Exercise directions –
Copy out all lines carrying the word "Manitoba".

Recorded data –
-- -- --

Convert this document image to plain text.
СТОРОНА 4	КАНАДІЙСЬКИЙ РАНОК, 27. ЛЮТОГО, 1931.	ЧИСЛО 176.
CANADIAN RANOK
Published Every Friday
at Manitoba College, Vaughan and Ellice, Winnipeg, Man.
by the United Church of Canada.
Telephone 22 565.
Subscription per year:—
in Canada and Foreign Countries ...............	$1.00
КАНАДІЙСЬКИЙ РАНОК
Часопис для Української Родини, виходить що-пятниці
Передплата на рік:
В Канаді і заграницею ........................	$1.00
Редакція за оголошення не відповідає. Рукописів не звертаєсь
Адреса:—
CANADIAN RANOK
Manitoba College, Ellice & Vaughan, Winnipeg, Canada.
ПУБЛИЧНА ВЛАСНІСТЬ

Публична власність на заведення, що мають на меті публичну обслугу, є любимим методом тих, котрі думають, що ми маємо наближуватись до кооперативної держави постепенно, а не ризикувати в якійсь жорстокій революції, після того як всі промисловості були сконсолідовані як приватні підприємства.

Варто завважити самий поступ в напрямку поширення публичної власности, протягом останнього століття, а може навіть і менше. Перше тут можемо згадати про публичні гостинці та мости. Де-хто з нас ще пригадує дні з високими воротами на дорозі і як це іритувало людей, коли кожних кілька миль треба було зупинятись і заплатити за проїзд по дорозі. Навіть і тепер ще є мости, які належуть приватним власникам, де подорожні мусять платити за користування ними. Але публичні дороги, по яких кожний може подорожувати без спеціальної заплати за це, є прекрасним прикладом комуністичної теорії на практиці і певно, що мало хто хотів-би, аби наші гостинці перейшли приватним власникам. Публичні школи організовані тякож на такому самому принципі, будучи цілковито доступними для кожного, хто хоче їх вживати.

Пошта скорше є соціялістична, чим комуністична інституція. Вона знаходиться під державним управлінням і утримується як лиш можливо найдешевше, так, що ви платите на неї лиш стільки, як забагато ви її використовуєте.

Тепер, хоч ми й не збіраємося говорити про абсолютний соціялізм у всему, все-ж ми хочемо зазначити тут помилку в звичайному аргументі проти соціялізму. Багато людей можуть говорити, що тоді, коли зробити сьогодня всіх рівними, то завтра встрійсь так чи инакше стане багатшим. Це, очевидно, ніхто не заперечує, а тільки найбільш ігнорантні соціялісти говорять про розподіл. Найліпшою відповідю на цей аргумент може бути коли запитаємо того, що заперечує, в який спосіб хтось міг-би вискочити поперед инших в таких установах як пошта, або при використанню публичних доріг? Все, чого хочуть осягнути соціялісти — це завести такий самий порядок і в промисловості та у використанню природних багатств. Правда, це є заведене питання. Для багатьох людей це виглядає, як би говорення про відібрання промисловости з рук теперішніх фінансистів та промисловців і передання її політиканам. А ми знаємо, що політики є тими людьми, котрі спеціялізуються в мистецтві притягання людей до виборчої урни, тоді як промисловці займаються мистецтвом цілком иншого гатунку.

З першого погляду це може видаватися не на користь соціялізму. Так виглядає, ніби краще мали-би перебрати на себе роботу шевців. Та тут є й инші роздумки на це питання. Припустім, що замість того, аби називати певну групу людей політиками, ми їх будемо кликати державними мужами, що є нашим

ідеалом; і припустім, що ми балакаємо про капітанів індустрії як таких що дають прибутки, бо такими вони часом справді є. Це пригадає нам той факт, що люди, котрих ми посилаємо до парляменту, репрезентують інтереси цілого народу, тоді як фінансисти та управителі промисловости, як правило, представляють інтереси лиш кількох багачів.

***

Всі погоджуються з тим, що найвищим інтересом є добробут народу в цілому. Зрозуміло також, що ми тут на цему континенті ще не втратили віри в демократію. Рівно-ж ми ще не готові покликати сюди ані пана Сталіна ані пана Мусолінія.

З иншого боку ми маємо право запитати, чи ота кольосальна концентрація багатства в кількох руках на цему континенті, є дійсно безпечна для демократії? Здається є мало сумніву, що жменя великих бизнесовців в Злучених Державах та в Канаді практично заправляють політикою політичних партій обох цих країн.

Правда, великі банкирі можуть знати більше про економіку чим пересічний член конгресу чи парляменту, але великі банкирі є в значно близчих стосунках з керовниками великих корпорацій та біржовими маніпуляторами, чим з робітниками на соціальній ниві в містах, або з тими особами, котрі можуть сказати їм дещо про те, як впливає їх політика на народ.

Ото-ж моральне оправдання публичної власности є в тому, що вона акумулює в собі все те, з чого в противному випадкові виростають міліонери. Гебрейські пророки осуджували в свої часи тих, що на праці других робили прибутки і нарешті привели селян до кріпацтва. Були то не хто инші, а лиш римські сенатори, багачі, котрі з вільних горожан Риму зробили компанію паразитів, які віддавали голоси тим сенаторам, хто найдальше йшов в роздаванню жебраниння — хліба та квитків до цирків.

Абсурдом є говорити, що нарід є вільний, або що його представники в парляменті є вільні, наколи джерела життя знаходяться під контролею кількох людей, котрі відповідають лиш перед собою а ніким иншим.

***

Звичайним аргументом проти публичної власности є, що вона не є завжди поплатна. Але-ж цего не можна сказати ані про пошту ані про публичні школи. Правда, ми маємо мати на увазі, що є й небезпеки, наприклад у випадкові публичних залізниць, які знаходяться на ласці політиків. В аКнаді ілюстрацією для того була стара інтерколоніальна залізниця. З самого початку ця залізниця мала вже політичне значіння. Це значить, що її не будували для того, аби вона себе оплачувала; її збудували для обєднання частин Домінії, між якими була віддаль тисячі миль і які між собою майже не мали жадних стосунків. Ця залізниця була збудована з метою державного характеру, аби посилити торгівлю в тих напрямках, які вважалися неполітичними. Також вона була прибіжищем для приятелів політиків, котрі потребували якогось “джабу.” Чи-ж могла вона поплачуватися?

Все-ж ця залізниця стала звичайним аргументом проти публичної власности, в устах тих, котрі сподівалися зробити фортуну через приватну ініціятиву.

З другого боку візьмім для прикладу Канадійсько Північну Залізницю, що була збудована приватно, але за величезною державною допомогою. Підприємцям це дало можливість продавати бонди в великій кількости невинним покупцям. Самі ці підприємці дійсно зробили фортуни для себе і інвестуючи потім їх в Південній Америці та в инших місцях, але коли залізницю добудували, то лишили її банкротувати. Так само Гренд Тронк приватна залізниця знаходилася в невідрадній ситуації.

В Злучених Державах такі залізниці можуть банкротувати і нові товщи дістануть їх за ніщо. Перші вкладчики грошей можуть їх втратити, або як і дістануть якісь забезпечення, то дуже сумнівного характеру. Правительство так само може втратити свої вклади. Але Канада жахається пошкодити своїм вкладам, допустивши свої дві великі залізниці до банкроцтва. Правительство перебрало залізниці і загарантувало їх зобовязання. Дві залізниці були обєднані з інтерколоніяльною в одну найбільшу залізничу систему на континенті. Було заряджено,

-- -- --

Reply to the task –
at Manitoba College, Vaughan and Ellice, Winnipeg, Man.
Manitoba College, Ellice & Vaughan, Winnipeg, Canada.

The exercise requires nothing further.